----- Data rows

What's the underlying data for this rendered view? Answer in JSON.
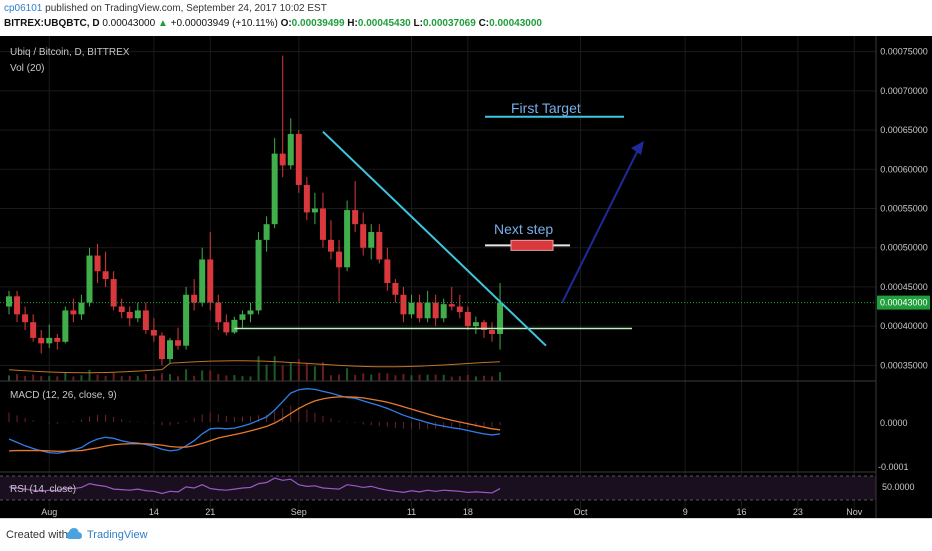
{
  "header": {
    "user": "cp06101",
    "published": "published on TradingView.com, September 24, 2017 10:02 EST",
    "symbol": "BITREX:UBQBTC, D",
    "price": "0.00043000",
    "change": "+0.00003949 (+10.11%)",
    "o_label": "O:",
    "o_value": "0.00039499",
    "h_label": "H:",
    "h_value": "0.00045430",
    "l_label": "L:",
    "l_value": "0.00037069",
    "c_label": "C:",
    "c_value": "0.00043000"
  },
  "legend": {
    "title": "Ubiq / Bitcoin, D, BITTREX",
    "volume": "Vol (20)"
  },
  "annotations": {
    "first_target": "First Target",
    "next_step": "Next step"
  },
  "current_price_label": "0.00043000",
  "macd": {
    "label": "MACD (12, 26, close, 9)",
    "ticks": [
      "0.0000",
      "-0.0001"
    ]
  },
  "rsi": {
    "label": "RSI (14, close)",
    "value": "50.0000"
  },
  "footer": {
    "created_with": "Created with",
    "brand": "TradingView"
  },
  "colors": {
    "background": "#000000",
    "up": "#3fae4b",
    "down": "#d9383c",
    "trendline": "#3ec6df",
    "support": "#b8f0c0",
    "target_line": "#3ec6df",
    "arrow": "#1e2a9a",
    "macd": "#2f7ee8",
    "signal": "#e67a2e",
    "rsi": "#9b59c6",
    "text": "#c8c8c8",
    "annotation_text": "#78aee8",
    "price_tag": "#1f9e3b"
  },
  "chart_data": {
    "type": "candlestick",
    "title": "Ubiq / Bitcoin, D, BITTREX",
    "x_tick_labels": [
      "Aug",
      "14",
      "21",
      "Sep",
      "11",
      "18",
      "Oct",
      "9",
      "16",
      "23",
      "Nov"
    ],
    "y_axis": {
      "range": [
        0.00033,
        0.00077
      ],
      "ticks": [
        "0.00075000",
        "0.00070000",
        "0.00065000",
        "0.00060000",
        "0.00055000",
        "0.00050000",
        "0.00045000",
        "0.00040000",
        "0.00035000"
      ]
    },
    "start_date": "2017-07-27",
    "ohlc": [
      [
        0.000425,
        0.000445,
        0.000415,
        0.000438
      ],
      [
        0.000438,
        0.000445,
        0.000405,
        0.000415
      ],
      [
        0.000415,
        0.000425,
        0.000395,
        0.000405
      ],
      [
        0.000405,
        0.000415,
        0.00038,
        0.000385
      ],
      [
        0.000385,
        0.000395,
        0.000365,
        0.000378
      ],
      [
        0.000378,
        0.000402,
        0.000372,
        0.000385
      ],
      [
        0.000385,
        0.00039,
        0.00037,
        0.00038
      ],
      [
        0.00038,
        0.000425,
        0.000378,
        0.00042
      ],
      [
        0.00042,
        0.000435,
        0.000405,
        0.000415
      ],
      [
        0.000415,
        0.00044,
        0.000408,
        0.00043
      ],
      [
        0.00043,
        0.0005,
        0.000425,
        0.00049
      ],
      [
        0.00049,
        0.000505,
        0.000455,
        0.00047
      ],
      [
        0.00047,
        0.000495,
        0.00045,
        0.00046
      ],
      [
        0.00046,
        0.00047,
        0.00042,
        0.000425
      ],
      [
        0.000425,
        0.000435,
        0.00041,
        0.000418
      ],
      [
        0.000418,
        0.000425,
        0.0004,
        0.00041
      ],
      [
        0.00041,
        0.00043,
        0.000405,
        0.00042
      ],
      [
        0.00042,
        0.00043,
        0.00039,
        0.000395
      ],
      [
        0.000395,
        0.00041,
        0.00038,
        0.000388
      ],
      [
        0.000388,
        0.000392,
        0.00035,
        0.000358
      ],
      [
        0.000358,
        0.000385,
        0.000352,
        0.000382
      ],
      [
        0.000382,
        0.000398,
        0.00037,
        0.000375
      ],
      [
        0.000375,
        0.00045,
        0.00037,
        0.00044
      ],
      [
        0.00044,
        0.00046,
        0.00042,
        0.00043
      ],
      [
        0.00043,
        0.0005,
        0.000425,
        0.000485
      ],
      [
        0.000485,
        0.00052,
        0.00042,
        0.00043
      ],
      [
        0.00043,
        0.00044,
        0.000395,
        0.000405
      ],
      [
        0.000405,
        0.000415,
        0.000388,
        0.000392
      ],
      [
        0.000392,
        0.000412,
        0.00039,
        0.000408
      ],
      [
        0.000408,
        0.00042,
        0.000398,
        0.000415
      ],
      [
        0.000415,
        0.00043,
        0.000405,
        0.00042
      ],
      [
        0.00042,
        0.00052,
        0.000415,
        0.00051
      ],
      [
        0.00051,
        0.00054,
        0.000495,
        0.00053
      ],
      [
        0.00053,
        0.00064,
        0.000525,
        0.00062
      ],
      [
        0.00062,
        0.000745,
        0.00059,
        0.000605
      ],
      [
        0.000605,
        0.000665,
        0.0006,
        0.000645
      ],
      [
        0.000645,
        0.00065,
        0.00057,
        0.00058
      ],
      [
        0.00058,
        0.00059,
        0.000535,
        0.000545
      ],
      [
        0.000545,
        0.00057,
        0.00053,
        0.00055
      ],
      [
        0.00055,
        0.00057,
        0.0005,
        0.00051
      ],
      [
        0.00051,
        0.000535,
        0.000485,
        0.000495
      ],
      [
        0.000495,
        0.00051,
        0.00043,
        0.000475
      ],
      [
        0.000475,
        0.00056,
        0.00047,
        0.000548
      ],
      [
        0.000548,
        0.000585,
        0.00052,
        0.00053
      ],
      [
        0.00053,
        0.000545,
        0.00049,
        0.0005
      ],
      [
        0.0005,
        0.00053,
        0.000485,
        0.00052
      ],
      [
        0.00052,
        0.00053,
        0.00048,
        0.000485
      ],
      [
        0.000485,
        0.0005,
        0.000445,
        0.000455
      ],
      [
        0.000455,
        0.00046,
        0.00043,
        0.00044
      ],
      [
        0.00044,
        0.00045,
        0.000405,
        0.000415
      ],
      [
        0.000415,
        0.00044,
        0.00041,
        0.00043
      ],
      [
        0.00043,
        0.00044,
        0.000405,
        0.00041
      ],
      [
        0.00041,
        0.000445,
        0.000405,
        0.00043
      ],
      [
        0.00043,
        0.00044,
        0.0004,
        0.00041
      ],
      [
        0.00041,
        0.000435,
        0.000405,
        0.000428
      ],
      [
        0.000428,
        0.00045,
        0.00042,
        0.000425
      ],
      [
        0.000425,
        0.00044,
        0.00041,
        0.000418
      ],
      [
        0.000418,
        0.000425,
        0.000395,
        0.0004
      ],
      [
        0.0004,
        0.000412,
        0.00039,
        0.000405
      ],
      [
        0.000405,
        0.000408,
        0.000385,
        0.000395
      ],
      [
        0.000395,
        0.000405,
        0.00038,
        0.00039
      ],
      [
        0.00039,
        0.000455,
        0.00037,
        0.00043
      ]
    ],
    "volume_baseline_level": 0.000352,
    "support_level": 0.000397,
    "next_step_level": 0.000503,
    "first_target_level": 0.000667,
    "macd_series": {
      "macd": [
        -0.5,
        -0.6,
        -0.7,
        -0.78,
        -0.85,
        -0.9,
        -0.92,
        -0.88,
        -0.82,
        -0.75,
        -0.6,
        -0.5,
        -0.45,
        -0.48,
        -0.55,
        -0.6,
        -0.62,
        -0.66,
        -0.72,
        -0.8,
        -0.85,
        -0.82,
        -0.7,
        -0.55,
        -0.35,
        -0.2,
        -0.18,
        -0.2,
        -0.18,
        -0.12,
        -0.05,
        0.05,
        0.15,
        0.35,
        0.6,
        0.85,
        0.95,
        0.98,
        0.96,
        0.9,
        0.85,
        0.78,
        0.72,
        0.7,
        0.62,
        0.55,
        0.48,
        0.4,
        0.3,
        0.2,
        0.12,
        0.05,
        -0.02,
        -0.08,
        -0.12,
        -0.17,
        -0.2,
        -0.25,
        -0.3,
        -0.35,
        -0.38,
        -0.35
      ],
      "signal": [
        -0.85,
        -0.84,
        -0.84,
        -0.84,
        -0.84,
        -0.85,
        -0.86,
        -0.86,
        -0.85,
        -0.84,
        -0.8,
        -0.76,
        -0.71,
        -0.67,
        -0.65,
        -0.64,
        -0.64,
        -0.64,
        -0.66,
        -0.68,
        -0.72,
        -0.74,
        -0.74,
        -0.7,
        -0.63,
        -0.55,
        -0.47,
        -0.42,
        -0.37,
        -0.32,
        -0.26,
        -0.2,
        -0.13,
        -0.03,
        0.1,
        0.25,
        0.4,
        0.52,
        0.62,
        0.68,
        0.72,
        0.74,
        0.74,
        0.73,
        0.71,
        0.67,
        0.63,
        0.58,
        0.52,
        0.45,
        0.38,
        0.31,
        0.24,
        0.17,
        0.11,
        0.05,
        0.0,
        -0.05,
        -0.1,
        -0.15,
        -0.2,
        -0.23
      ]
    },
    "rsi_series": [
      52,
      50,
      48,
      46,
      44,
      46,
      45,
      50,
      49,
      51,
      58,
      55,
      53,
      48,
      47,
      46,
      48,
      45,
      44,
      40,
      44,
      43,
      52,
      50,
      56,
      49,
      47,
      46,
      48,
      50,
      51,
      58,
      60,
      68,
      64,
      66,
      56,
      53,
      54,
      50,
      49,
      48,
      56,
      54,
      51,
      53,
      49,
      46,
      44,
      42,
      45,
      43,
      46,
      44,
      46,
      45,
      44,
      42,
      43,
      42,
      41,
      49
    ]
  }
}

----------

- [Your objective]:
Find the word "close" in the records and pull out each line that has it.

- [Worked solution]:
    "label": "MACD (12, 26, close, 9)",
    "label": "RSI (14, close)",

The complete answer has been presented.